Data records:
━━━━━━━━━━━━━━━━
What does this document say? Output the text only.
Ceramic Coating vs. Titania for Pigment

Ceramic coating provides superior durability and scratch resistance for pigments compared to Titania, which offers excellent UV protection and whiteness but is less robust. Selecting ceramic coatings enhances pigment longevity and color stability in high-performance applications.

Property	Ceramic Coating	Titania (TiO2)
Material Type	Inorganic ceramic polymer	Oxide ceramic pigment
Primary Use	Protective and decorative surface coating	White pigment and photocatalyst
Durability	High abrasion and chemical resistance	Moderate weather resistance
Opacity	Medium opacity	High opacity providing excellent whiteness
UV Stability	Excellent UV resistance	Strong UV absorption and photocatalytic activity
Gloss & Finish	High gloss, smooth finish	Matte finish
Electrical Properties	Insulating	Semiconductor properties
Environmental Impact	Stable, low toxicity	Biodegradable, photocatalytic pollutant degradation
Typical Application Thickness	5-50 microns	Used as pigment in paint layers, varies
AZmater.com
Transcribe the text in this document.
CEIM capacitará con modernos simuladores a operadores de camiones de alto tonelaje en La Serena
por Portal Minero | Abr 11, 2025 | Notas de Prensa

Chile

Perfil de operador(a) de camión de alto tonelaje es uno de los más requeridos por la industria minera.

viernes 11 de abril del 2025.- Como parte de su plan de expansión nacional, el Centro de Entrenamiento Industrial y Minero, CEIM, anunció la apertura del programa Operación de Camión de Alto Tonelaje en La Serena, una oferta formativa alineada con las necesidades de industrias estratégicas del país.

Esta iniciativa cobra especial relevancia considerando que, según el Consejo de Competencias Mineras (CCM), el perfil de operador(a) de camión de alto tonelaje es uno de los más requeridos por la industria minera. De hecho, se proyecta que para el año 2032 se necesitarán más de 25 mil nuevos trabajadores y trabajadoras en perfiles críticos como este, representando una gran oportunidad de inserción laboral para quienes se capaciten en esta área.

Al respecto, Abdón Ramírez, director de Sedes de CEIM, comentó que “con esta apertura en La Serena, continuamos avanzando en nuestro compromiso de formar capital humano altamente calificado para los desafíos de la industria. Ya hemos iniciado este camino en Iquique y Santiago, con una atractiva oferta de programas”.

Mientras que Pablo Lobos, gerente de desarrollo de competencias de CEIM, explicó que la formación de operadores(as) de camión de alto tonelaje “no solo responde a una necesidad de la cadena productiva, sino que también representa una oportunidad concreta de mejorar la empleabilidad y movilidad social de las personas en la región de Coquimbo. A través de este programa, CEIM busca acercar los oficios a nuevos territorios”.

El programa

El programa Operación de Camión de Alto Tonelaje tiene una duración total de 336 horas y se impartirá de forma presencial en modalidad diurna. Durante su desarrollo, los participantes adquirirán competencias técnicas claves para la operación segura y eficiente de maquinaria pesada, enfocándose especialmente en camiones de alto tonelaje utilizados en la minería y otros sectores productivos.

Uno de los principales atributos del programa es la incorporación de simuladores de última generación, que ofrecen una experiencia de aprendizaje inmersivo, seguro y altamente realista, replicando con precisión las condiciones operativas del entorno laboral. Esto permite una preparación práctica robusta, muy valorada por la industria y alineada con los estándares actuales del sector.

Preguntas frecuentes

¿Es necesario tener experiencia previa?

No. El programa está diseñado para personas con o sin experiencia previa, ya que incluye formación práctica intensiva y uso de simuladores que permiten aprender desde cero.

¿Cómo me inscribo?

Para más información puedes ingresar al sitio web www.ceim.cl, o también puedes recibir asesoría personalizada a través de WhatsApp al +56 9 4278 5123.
━━━━━━━━━━━━━━━━
■ WHAT THE EXERCISE ASKS
Every record above should be output exactly.

■ SOLUTION FOR THIS PROBLEM
What does this document say? Output the text only.
Ceramic Coating vs. Titania for Pigment

Ceramic coating provides superior durability and scratch resistance for pigments compared to Titania, which offers excellent UV protection and whiteness but is less robust. Selecting ceramic coatings enhances pigment longevity and color stability in high-performance applications.

Property	Ceramic Coating	Titania (TiO2)
Material Type	Inorganic ceramic polymer	Oxide ceramic pigment
Primary Use	Protective and decorative surface coating	White pigment and photocatalyst
Durability	High abrasion and chemical resistance	Moderate weather resistance
Opacity	Medium opacity	High opacity providing excellent whiteness
UV Stability	Excellent UV resistance	Strong UV absorption and photocatalytic activity
Gloss & Finish	High gloss, smooth finish	Matte finish
Electrical Properties	Insulating	Semiconductor properties
Environmental Impact	Stable, low toxicity	Biodegradable, photocatalytic pollutant degradation
Typical Application Thickness	5-50 microns	Used as pigment in paint layers, varies
AZmater.com
Transcribe the text in this document.
CEIM capacitará con modernos simuladores a operadores de camiones de alto tonelaje en La Serena
por Portal Minero | Abr 11, 2025 | Notas de Prensa

Chile

Perfil de operador(a) de camión de alto tonelaje es uno de los más requeridos por la industria minera.

viernes 11 de abril del 2025.- Como parte de su plan de expansión nacional, el Centro de Entrenamiento Industrial y Minero, CEIM, anunció la apertura del programa Operación de Camión de Alto Tonelaje en La Serena, una oferta formativa alineada con las necesidades de industrias estratégicas del país.

Esta iniciativa cobra especial relevancia considerando que, según el Consejo de Competencias Mineras (CCM), el perfil de operador(a) de camión de alto tonelaje es uno de los más requeridos por la industria minera. De hecho, se proyecta que para el año 2032 se necesitarán más de 25 mil nuevos trabajadores y trabajadoras en perfiles críticos como este, representando una gran oportunidad de inserción laboral para quienes se capaciten en esta área.

Al respecto, Abdón Ramírez, director de Sedes de CEIM, comentó que “con esta apertura en La Serena, continuamos avanzando en nuestro compromiso de formar capital humano altamente calificado para los desafíos de la industria. Ya hemos iniciado este camino en Iquique y Santiago, con una atractiva oferta de programas”.

Mientras que Pablo Lobos, gerente de desarrollo de competencias de CEIM, explicó que la formación de operadores(as) de camión de alto tonelaje “no solo responde a una necesidad de la cadena productiva, sino que también representa una oportunidad concreta de mejorar la empleabilidad y movilidad social de las personas en la región de Coquimbo. A través de este programa, CEIM busca acercar los oficios a nuevos territorios”.

El programa

El programa Operación de Camión de Alto Tonelaje tiene una duración total de 336 horas y se impartirá de forma presencial en modalidad diurna. Durante su desarrollo, los participantes adquirirán competencias técnicas claves para la operación segura y eficiente de maquinaria pesada, enfocándose especialmente en camiones de alto tonelaje utilizados en la minería y otros sectores productivos.

Uno de los principales atributos del programa es la incorporación de simuladores de última generación, que ofrecen una experiencia de aprendizaje inmersivo, seguro y altamente realista, replicando con precisión las condiciones operativas del entorno laboral. Esto permite una preparación práctica robusta, muy valorada por la industria y alineada con los estándares actuales del sector.

Preguntas frecuentes

¿Es necesario tener experiencia previa?

No. El programa está diseñado para personas con o sin experiencia previa, ya que incluye formación práctica intensiva y uso de simuladores que permiten aprender desde cero.

¿Cómo me inscribo?

Para más información puedes ingresar al sitio web www.ceim.cl, o también puedes recibir asesoría personalizada a través de WhatsApp al +56 9 4278 5123.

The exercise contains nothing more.